• Document segment:
August 09, 2005
Should she stay or should she go? At first look, most folks would pick Hillary to win in a cakewalk. But not so fast. Jeanine Pirro may be low on name recognition now, but her resume is quite impressive as a District Attorney in Westchester County who is originally from upstate. Conservative on fiscal matters, but Liberal on social issues - particularly on abortion - Pirro is a woman who can take away the "poor me" victim role that Hillary usually plays in the face of any opposition.
Initial polls have Hillary up to 63%, but that's mostly because Pirro is not that well known. This will change in the heat of a campaign. While Hillary is still likely to hold the seat, the feisty D.A. could give her a real run for her money.
At the very least, Jeanine Pirro is an aggressive campaigner who exudes confidence and a firm grasp of the issues. Such a persistent and articulate opponent could bloody Mrs. Clinton on the debating stage and pin her down on her Liberal voting record. But the Washington Prowler report in the American Spectator poses the real conundrum that she faces.

• Required tasks:
1 - Answer these about the Senate race post, one line each:
(a) In which county does Jeanine Pirro serve as District Attorney?
(b) Up to what percentage do initial polls give Hillary?
(c) In which publication does the Washington Prowler report appear?
2 - Can you rewrite the paragraph of the Senate race post that begins "Initial polls have Hillary" as a shorter version that keeps its main facts?
3 - Could you continue the post on the Hillary–Pirro Senate race from its final sentence?
The data that follows has no connection to the text about the Senate race.

• Input data:
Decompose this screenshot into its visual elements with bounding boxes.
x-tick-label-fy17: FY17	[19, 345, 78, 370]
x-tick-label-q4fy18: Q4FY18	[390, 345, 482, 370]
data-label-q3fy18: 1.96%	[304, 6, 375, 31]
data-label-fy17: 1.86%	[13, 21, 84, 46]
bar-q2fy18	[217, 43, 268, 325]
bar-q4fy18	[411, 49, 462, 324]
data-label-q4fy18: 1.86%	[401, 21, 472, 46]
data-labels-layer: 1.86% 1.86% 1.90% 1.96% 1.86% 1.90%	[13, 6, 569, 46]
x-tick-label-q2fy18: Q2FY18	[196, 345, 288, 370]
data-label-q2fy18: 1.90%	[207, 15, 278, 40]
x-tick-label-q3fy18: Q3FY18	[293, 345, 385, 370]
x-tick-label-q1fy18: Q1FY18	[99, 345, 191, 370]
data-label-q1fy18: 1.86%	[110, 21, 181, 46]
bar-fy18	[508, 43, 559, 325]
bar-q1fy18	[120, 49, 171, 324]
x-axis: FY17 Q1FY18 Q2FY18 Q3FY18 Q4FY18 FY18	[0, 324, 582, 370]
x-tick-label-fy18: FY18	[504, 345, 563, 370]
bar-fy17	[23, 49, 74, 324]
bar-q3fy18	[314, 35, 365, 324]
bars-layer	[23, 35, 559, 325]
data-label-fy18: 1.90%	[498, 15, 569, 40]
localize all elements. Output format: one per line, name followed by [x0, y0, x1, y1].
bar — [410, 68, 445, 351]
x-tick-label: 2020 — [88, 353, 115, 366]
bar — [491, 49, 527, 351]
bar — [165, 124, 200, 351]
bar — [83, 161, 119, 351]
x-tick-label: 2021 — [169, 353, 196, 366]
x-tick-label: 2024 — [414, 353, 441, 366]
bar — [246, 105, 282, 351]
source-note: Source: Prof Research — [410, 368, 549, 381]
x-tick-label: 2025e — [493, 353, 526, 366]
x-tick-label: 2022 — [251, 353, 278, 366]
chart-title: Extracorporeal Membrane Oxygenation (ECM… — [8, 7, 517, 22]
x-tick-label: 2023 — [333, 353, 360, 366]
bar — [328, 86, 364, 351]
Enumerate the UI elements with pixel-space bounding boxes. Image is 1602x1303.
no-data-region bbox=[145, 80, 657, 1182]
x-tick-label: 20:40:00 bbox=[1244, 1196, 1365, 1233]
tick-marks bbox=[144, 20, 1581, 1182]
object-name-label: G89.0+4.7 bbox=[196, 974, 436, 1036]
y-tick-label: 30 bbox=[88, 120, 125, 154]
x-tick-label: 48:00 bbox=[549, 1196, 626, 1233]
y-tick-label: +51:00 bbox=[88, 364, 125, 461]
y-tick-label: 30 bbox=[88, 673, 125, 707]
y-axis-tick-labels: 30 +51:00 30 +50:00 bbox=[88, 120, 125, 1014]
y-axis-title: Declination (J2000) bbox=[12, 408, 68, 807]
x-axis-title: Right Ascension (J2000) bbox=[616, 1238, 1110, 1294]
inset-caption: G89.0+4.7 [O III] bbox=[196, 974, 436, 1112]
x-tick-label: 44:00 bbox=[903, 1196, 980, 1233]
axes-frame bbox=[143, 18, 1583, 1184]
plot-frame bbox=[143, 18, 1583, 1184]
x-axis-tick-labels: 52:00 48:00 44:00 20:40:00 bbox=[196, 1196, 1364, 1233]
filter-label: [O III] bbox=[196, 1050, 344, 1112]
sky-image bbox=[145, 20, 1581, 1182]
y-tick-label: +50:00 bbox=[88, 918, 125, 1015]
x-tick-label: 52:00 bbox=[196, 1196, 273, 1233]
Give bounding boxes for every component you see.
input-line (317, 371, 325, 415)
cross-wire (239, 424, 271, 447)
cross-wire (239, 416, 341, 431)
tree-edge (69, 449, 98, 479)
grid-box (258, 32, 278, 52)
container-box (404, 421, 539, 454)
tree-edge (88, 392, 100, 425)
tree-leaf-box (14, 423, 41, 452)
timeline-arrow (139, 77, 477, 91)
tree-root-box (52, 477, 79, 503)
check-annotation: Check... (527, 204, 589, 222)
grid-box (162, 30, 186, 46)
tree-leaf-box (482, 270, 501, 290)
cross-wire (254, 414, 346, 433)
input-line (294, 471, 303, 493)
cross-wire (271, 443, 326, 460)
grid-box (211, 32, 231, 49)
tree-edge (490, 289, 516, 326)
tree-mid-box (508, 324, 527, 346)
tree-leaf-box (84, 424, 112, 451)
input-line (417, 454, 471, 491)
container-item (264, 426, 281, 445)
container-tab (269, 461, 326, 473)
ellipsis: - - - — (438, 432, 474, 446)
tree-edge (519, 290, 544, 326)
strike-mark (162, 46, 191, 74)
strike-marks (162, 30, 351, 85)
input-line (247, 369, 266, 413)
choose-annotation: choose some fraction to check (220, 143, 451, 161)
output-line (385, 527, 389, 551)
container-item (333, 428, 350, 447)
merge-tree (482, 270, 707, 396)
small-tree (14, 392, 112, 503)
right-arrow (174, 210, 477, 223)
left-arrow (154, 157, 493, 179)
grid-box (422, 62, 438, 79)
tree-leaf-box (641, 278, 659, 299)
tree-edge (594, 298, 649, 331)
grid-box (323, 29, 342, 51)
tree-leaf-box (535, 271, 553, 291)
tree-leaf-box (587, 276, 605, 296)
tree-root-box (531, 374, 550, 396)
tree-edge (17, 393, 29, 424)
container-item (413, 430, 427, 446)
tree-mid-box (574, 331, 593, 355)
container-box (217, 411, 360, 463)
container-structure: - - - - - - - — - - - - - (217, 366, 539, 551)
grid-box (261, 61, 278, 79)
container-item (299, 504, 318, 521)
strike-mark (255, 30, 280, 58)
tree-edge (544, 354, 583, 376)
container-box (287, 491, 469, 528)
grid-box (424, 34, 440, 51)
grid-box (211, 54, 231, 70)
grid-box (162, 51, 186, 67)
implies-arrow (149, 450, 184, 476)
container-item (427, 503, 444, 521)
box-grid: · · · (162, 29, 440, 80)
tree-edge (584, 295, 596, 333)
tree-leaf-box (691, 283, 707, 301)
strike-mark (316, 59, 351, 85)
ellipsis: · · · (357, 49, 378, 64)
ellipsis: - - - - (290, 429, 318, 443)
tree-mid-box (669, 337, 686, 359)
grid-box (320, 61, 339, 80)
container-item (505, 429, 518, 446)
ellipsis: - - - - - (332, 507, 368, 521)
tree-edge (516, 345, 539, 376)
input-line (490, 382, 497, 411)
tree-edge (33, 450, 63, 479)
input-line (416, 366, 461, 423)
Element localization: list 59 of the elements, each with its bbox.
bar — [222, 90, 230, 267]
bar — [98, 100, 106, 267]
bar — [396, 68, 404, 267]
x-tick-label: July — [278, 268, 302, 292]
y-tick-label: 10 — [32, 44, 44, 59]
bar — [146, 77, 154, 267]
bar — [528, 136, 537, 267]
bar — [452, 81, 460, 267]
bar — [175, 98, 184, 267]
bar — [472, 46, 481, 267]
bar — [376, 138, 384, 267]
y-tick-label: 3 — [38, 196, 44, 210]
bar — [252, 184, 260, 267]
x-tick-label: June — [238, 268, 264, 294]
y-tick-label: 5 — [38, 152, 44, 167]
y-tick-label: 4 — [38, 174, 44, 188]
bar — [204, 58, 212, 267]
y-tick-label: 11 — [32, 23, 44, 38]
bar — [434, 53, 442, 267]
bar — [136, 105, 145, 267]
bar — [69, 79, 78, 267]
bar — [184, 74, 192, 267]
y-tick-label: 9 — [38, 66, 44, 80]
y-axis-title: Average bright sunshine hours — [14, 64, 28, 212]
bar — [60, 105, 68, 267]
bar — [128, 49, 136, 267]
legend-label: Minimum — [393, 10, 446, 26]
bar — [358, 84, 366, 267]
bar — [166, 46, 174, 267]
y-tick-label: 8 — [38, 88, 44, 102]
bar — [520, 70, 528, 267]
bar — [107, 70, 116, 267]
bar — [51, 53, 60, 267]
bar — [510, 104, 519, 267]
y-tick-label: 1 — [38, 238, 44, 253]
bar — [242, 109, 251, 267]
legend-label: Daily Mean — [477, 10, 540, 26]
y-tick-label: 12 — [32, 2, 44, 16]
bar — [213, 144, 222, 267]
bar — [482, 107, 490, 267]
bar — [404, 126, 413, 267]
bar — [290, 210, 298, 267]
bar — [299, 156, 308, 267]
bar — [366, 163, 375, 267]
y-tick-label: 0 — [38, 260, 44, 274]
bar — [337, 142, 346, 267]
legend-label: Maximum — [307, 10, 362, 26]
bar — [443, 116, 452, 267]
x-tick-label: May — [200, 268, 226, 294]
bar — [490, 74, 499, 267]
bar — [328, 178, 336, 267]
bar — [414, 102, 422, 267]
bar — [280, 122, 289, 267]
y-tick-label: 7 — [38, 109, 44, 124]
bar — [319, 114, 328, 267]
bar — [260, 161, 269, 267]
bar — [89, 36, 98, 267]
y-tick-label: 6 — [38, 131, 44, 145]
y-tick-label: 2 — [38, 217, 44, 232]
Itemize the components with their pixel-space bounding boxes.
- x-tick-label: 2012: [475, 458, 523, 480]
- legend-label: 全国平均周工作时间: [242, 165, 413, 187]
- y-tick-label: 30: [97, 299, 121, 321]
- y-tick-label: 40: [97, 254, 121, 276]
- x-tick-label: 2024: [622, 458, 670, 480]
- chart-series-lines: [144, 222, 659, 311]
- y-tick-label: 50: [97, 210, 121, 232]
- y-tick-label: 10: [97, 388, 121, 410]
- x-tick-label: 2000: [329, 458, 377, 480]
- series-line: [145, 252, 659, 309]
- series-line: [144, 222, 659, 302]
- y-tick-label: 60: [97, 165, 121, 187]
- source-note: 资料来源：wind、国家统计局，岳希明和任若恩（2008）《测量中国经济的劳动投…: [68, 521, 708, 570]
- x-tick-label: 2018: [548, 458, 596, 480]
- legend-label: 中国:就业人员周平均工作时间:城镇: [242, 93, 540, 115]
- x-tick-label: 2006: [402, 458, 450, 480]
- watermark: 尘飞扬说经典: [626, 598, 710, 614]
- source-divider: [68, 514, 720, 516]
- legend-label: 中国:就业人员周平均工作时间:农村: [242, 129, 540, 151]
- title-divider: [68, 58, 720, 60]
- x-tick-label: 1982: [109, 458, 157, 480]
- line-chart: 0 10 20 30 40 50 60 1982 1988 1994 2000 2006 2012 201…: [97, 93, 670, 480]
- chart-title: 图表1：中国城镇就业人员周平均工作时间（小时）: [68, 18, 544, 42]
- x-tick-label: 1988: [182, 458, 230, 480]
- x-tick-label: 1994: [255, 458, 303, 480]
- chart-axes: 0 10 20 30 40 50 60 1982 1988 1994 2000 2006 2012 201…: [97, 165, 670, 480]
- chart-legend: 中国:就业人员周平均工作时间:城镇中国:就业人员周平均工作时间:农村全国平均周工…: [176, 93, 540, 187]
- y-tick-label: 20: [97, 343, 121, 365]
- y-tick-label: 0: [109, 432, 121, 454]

• Answers:
1 -
(a) Westchester County
(b) 63%
(c) The American Spectator

2 - Hillary leads early polls with up to 63%, largely because Pirro is little known, which a campaign will change. Hillary will probably keep the seat, but Pirro could challenge her seriously.

3 -
What Hillary has to consider now is whether it is worth it to win a Senate seat by five percentage points and break a promise to voters about serving a full term if re-elected, or whether it will be better simply to be honest with the voters, and choose not to seek re-election and instead begin an early campaign for the presidential nomination many Democrats expect her to seek.The more I think about this, the more I love it. It's likely Hillary was expecting a quick reelection for very little expense against some token GOP candidate without a prayer. Maybe she was even hoping to spend some of 2006 campaigning for other Senators or rubbing elbows with the unwashed masses in Iowa or New Hampshire.
Well, if she decides to bow out, that's exactly what she can do. But she loses the advantage of all the free media coverage she could get as a sitting Senator. The plot thickens...
Oh and BTW, it doesn't exactly hurt that Pirro is much easier on the eyes. As the Museum of Left-Wing Lunacy points out.
UPDATE: 5:00pm
A man who knows her all too well weighes in.
Hillary would love to cloak her Senate re-election as a necessity in the face of a determined GOP effort to overturn Roe vs. Wade and to roll back the clock on gun controls. But against Pirro, she will be disarmed of all her best issues. She will have to run on her own record, which is limited at best.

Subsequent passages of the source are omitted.